## begin Dataset records
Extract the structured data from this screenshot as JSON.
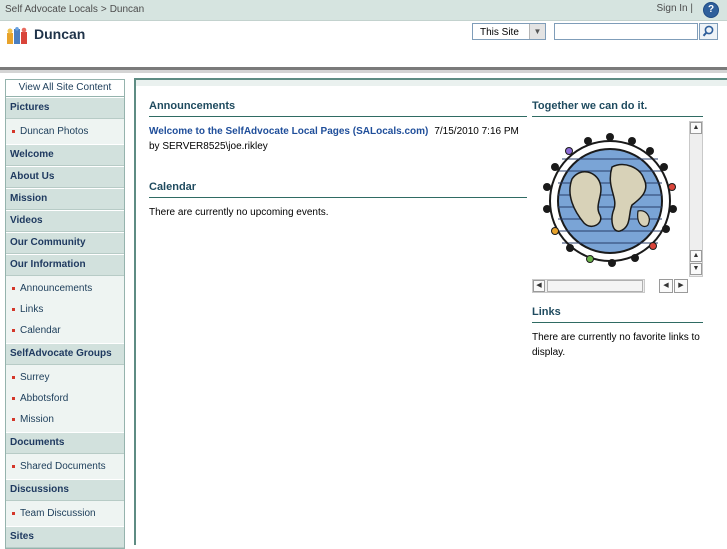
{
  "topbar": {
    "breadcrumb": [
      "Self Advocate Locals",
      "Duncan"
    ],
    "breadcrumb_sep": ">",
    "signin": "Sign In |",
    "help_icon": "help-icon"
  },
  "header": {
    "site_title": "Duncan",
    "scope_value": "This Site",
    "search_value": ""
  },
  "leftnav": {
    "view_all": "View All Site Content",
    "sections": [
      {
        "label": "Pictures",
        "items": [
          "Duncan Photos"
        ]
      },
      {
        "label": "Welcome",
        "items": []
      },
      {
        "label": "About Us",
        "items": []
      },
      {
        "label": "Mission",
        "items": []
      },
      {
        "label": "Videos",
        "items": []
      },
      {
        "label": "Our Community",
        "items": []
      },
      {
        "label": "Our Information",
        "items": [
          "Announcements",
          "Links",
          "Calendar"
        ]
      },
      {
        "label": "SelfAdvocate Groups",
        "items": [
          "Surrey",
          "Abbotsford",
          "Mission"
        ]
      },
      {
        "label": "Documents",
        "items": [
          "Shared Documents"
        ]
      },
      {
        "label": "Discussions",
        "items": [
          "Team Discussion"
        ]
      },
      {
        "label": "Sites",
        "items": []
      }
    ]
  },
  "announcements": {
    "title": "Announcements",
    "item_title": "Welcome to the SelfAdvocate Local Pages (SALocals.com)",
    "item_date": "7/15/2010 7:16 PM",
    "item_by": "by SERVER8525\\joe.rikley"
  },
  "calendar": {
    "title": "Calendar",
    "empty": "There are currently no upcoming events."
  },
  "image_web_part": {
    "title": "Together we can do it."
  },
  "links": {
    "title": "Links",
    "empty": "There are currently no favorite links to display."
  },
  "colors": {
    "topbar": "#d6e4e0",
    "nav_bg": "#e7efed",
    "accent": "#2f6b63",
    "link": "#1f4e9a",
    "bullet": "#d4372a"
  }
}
## end Dataset records
# Directive:
Each line that holds the word "There" is to be copied.

# Written solution:
    "empty": "There are currently no upcoming events."
    "empty": "There are currently no favorite links to display."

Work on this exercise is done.